■ Aim of the exercise ■
Please give the listing again in its entirety, exactly as written.

=== Provided data ===

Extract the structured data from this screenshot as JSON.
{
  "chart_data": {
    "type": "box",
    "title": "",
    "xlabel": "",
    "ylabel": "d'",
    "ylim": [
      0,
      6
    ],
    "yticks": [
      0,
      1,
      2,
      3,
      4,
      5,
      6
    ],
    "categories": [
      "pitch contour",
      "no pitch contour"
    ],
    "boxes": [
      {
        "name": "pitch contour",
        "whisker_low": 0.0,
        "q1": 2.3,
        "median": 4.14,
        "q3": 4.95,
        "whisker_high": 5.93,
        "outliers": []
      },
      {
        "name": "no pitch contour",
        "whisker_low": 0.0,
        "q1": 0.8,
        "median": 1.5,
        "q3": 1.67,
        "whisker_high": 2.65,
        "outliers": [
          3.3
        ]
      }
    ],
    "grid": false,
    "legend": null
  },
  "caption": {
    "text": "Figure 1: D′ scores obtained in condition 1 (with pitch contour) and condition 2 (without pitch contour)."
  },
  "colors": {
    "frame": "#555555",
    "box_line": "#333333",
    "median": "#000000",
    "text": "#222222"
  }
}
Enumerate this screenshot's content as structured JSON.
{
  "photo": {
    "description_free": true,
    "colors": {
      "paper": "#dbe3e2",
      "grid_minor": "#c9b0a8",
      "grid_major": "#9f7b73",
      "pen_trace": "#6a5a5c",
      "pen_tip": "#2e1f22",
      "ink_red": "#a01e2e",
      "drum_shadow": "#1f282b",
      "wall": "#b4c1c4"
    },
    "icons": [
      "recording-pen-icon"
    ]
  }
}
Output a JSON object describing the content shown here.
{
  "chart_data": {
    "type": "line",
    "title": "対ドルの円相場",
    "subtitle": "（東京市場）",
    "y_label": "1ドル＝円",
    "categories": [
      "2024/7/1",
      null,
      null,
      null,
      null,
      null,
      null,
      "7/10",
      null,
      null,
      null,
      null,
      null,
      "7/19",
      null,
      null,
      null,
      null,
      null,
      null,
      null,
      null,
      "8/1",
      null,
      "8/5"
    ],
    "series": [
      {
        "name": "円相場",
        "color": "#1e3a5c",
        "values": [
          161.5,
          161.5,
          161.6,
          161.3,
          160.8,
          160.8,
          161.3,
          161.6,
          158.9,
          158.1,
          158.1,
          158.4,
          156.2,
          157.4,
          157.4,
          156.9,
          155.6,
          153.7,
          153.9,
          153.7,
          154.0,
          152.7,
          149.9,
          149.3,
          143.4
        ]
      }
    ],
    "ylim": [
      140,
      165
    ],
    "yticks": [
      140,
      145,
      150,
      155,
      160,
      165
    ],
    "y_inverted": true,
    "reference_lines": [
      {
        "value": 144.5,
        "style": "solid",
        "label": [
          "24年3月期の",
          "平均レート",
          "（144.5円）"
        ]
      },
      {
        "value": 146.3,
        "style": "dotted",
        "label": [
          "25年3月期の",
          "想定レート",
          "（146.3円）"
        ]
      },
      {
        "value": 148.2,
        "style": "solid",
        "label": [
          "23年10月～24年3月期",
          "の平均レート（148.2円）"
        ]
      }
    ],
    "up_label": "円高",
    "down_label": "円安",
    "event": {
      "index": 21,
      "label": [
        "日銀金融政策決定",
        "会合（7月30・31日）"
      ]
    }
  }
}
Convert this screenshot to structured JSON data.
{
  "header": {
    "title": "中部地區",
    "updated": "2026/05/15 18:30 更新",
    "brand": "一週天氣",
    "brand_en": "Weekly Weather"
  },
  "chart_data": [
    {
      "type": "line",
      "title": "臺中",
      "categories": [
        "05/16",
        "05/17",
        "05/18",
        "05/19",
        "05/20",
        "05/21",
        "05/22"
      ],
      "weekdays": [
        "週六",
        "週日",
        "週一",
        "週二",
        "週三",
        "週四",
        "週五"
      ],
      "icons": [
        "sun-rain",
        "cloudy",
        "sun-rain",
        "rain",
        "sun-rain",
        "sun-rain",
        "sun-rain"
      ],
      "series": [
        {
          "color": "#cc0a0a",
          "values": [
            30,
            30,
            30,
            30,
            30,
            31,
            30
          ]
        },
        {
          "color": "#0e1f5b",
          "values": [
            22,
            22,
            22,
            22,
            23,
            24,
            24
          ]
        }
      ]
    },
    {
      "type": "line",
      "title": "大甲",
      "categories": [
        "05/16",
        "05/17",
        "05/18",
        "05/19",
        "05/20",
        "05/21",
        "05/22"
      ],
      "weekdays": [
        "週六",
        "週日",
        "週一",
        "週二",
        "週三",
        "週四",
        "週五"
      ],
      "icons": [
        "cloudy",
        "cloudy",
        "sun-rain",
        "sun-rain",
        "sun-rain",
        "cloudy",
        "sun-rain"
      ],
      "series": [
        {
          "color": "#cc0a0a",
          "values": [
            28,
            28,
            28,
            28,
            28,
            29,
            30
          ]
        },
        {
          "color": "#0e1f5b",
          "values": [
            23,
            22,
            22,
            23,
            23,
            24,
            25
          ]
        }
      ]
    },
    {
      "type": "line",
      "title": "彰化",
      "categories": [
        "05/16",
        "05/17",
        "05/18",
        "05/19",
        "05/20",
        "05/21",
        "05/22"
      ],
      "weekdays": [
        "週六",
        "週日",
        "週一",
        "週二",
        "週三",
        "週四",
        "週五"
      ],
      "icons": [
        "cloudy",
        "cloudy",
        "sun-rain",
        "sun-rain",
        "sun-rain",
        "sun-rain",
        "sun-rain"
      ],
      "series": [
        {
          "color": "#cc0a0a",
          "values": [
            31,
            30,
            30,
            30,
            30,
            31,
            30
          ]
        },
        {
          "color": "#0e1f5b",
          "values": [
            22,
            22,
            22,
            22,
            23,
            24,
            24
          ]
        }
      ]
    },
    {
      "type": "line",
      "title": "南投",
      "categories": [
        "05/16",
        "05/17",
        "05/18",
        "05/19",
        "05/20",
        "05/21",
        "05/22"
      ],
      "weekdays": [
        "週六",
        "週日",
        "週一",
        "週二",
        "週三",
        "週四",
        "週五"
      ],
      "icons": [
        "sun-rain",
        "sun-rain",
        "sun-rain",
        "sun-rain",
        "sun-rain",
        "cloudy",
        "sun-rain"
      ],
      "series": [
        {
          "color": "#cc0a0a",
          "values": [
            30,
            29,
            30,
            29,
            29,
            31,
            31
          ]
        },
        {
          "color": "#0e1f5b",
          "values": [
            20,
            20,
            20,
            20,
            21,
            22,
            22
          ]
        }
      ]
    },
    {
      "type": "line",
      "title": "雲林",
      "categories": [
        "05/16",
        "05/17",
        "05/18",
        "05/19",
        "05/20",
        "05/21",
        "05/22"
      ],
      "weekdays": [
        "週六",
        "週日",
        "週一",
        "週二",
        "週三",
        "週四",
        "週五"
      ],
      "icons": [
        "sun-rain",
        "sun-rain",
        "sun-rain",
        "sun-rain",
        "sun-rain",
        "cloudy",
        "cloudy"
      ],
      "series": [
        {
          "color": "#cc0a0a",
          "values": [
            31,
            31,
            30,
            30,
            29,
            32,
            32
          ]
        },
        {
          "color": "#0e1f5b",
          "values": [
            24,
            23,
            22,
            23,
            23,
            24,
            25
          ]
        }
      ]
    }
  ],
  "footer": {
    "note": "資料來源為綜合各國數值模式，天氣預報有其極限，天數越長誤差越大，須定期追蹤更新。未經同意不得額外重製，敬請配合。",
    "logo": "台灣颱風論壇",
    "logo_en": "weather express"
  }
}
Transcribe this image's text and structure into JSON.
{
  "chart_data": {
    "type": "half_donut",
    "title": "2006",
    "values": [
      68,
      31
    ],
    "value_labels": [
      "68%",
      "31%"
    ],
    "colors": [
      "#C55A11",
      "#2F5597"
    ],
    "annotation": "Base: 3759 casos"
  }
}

===

■ The reply ■
Extract the structured data from this screenshot as JSON.
{
  "chart_data": {
    "type": "box",
    "title": "",
    "xlabel": "",
    "ylabel": "d'",
    "ylim": [
      0,
      6
    ],
    "yticks": [
      0,
      1,
      2,
      3,
      4,
      5,
      6
    ],
    "categories": [
      "pitch contour",
      "no pitch contour"
    ],
    "boxes": [
      {
        "name": "pitch contour",
        "whisker_low": 0.0,
        "q1": 2.3,
        "median": 4.14,
        "q3": 4.95,
        "whisker_high": 5.93,
        "outliers": []
      },
      {
        "name": "no pitch contour",
        "whisker_low": 0.0,
        "q1": 0.8,
        "median": 1.5,
        "q3": 1.67,
        "whisker_high": 2.65,
        "outliers": [
          3.3
        ]
      }
    ],
    "grid": false,
    "legend": null
  },
  "caption": {
    "text": "Figure 1: D′ scores obtained in condition 1 (with pitch contour) and condition 2 (without pitch contour)."
  },
  "colors": {
    "frame": "#555555",
    "box_line": "#333333",
    "median": "#000000",
    "text": "#222222"
  }
}
Enumerate this screenshot's content as structured JSON.
{
  "photo": {
    "description_free": true,
    "colors": {
      "paper": "#dbe3e2",
      "grid_minor": "#c9b0a8",
      "grid_major": "#9f7b73",
      "pen_trace": "#6a5a5c",
      "pen_tip": "#2e1f22",
      "ink_red": "#a01e2e",
      "drum_shadow": "#1f282b",
      "wall": "#b4c1c4"
    },
    "icons": [
      "recording-pen-icon"
    ]
  }
}
Output a JSON object describing the content shown here.
{
  "chart_data": {
    "type": "line",
    "title": "対ドルの円相場",
    "subtitle": "（東京市場）",
    "y_label": "1ドル＝円",
    "categories": [
      "2024/7/1",
      null,
      null,
      null,
      null,
      null,
      null,
      "7/10",
      null,
      null,
      null,
      null,
      null,
      "7/19",
      null,
      null,
      null,
      null,
      null,
      null,
      null,
      null,
      "8/1",
      null,
      "8/5"
    ],
    "series": [
      {
        "name": "円相場",
        "color": "#1e3a5c",
        "values": [
          161.5,
          161.5,
          161.6,
          161.3,
          160.8,
          160.8,
          161.3,
          161.6,
          158.9,
          158.1,
          158.1,
          158.4,
          156.2,
          157.4,
          157.4,
          156.9,
          155.6,
          153.7,
          153.9,
          153.7,
          154.0,
          152.7,
          149.9,
          149.3,
          143.4
        ]
      }
    ],
    "ylim": [
      140,
      165
    ],
    "yticks": [
      140,
      145,
      150,
      155,
      160,
      165
    ],
    "y_inverted": true,
    "reference_lines": [
      {
        "value": 144.5,
        "style": "solid",
        "label": [
          "24年3月期の",
          "平均レート",
          "（144.5円）"
        ]
      },
      {
        "value": 146.3,
        "style": "dotted",
        "label": [
          "25年3月期の",
          "想定レート",
          "（146.3円）"
        ]
      },
      {
        "value": 148.2,
        "style": "solid",
        "label": [
          "23年10月～24年3月期",
          "の平均レート（148.2円）"
        ]
      }
    ],
    "up_label": "円高",
    "down_label": "円安",
    "event": {
      "index": 21,
      "label": [
        "日銀金融政策決定",
        "会合（7月30・31日）"
      ]
    }
  }
}
Convert this screenshot to structured JSON data.
{
  "header": {
    "title": "中部地區",
    "updated": "2026/05/15 18:30 更新",
    "brand": "一週天氣",
    "brand_en": "Weekly Weather"
  },
  "chart_data": [
    {
      "type": "line",
      "title": "臺中",
      "categories": [
        "05/16",
        "05/17",
        "05/18",
        "05/19",
        "05/20",
        "05/21",
        "05/22"
      ],
      "weekdays": [
        "週六",
        "週日",
        "週一",
        "週二",
        "週三",
        "週四",
        "週五"
      ],
      "icons": [
        "sun-rain",
        "cloudy",
        "sun-rain",
        "rain",
        "sun-rain",
        "sun-rain",
        "sun-rain"
      ],
      "series": [
        {
          "color": "#cc0a0a",
          "values": [
            30,
            30,
            30,
            30,
            30,
            31,
            30
          ]
        },
        {
          "color": "#0e1f5b",
          "values": [
            22,
            22,
            22,
            22,
            23,
            24,
            24
          ]
        }
      ]
    },
    {
      "type": "line",
      "title": "大甲",
      "categories": [
        "05/16",
        "05/17",
        "05/18",
        "05/19",
        "05/20",
        "05/21",
        "05/22"
      ],
      "weekdays": [
        "週六",
        "週日",
        "週一",
        "週二",
        "週三",
        "週四",
        "週五"
      ],
      "icons": [
        "cloudy",
        "cloudy",
        "sun-rain",
        "sun-rain",
        "sun-rain",
        "cloudy",
        "sun-rain"
      ],
      "series": [
        {
          "color": "#cc0a0a",
          "values": [
            28,
            28,
            28,
            28,
            28,
            29,
            30
          ]
        },
        {
          "color": "#0e1f5b",
          "values": [
            23,
            22,
            22,
            23,
            23,
            24,
            25
          ]
        }
      ]
    },
    {
      "type": "line",
      "title": "彰化",
      "categories": [
        "05/16",
        "05/17",
        "05/18",
        "05/19",
        "05/20",
        "05/21",
        "05/22"
      ],
      "weekdays": [
        "週六",
        "週日",
        "週一",
        "週二",
        "週三",
        "週四",
        "週五"
      ],
      "icons": [
        "cloudy",
        "cloudy",
        "sun-rain",
        "sun-rain",
        "sun-rain",
        "sun-rain",
        "sun-rain"
      ],
      "series": [
        {
          "color": "#cc0a0a",
          "values": [
            31,
            30,
            30,
            30,
            30,
            31,
            30
          ]
        },
        {
          "color": "#0e1f5b",
          "values": [
            22,
            22,
            22,
            22,
            23,
            24,
            24
          ]
        }
      ]
    },
    {
      "type": "line",
      "title": "南投",
      "categories": [
        "05/16",
        "05/17",
        "05/18",
        "05/19",
        "05/20",
        "05/21",
        "05/22"
      ],
      "weekdays": [
        "週六",
        "週日",
        "週一",
        "週二",
        "週三",
        "週四",
        "週五"
      ],
      "icons": [
        "sun-rain",
        "sun-rain",
        "sun-rain",
        "sun-rain",
        "sun-rain",
        "cloudy",
        "sun-rain"
      ],
      "series": [
        {
          "color": "#cc0a0a",
          "values": [
            30,
            29,
            30,
            29,
            29,
            31,
            31
          ]
        },
        {
          "color": "#0e1f5b",
          "values": [
            20,
            20,
            20,
            20,
            21,
            22,
            22
          ]
        }
      ]
    },
    {
      "type": "line",
      "title": "雲林",
      "categories": [
        "05/16",
        "05/17",
        "05/18",
        "05/19",
        "05/20",
        "05/21",
        "05/22"
      ],
      "weekdays": [
        "週六",
        "週日",
        "週一",
        "週二",
        "週三",
        "週四",
        "週五"
      ],
      "icons": [
        "sun-rain",
        "sun-rain",
        "sun-rain",
        "sun-rain",
        "sun-rain",
        "cloudy",
        "cloudy"
      ],
      "series": [
        {
          "color": "#cc0a0a",
          "values": [
            31,
            31,
            30,
            30,
            29,
            32,
            32
          ]
        },
        {
          "color": "#0e1f5b",
          "values": [
            24,
            23,
            22,
            23,
            23,
            24,
            25
          ]
        }
      ]
    }
  ],
  "footer": {
    "note": "資料來源為綜合各國數值模式，天氣預報有其極限，天數越長誤差越大，須定期追蹤更新。未經同意不得額外重製，敬請配合。",
    "logo": "台灣颱風論壇",
    "logo_en": "weather express"
  }
}
Transcribe this image's text and structure into JSON.
{
  "chart_data": {
    "type": "half_donut",
    "title": "2006",
    "values": [
      68,
      31
    ],
    "value_labels": [
      "68%",
      "31%"
    ],
    "colors": [
      "#C55A11",
      "#2F5597"
    ],
    "annotation": "Base: 3759 casos"
  }
}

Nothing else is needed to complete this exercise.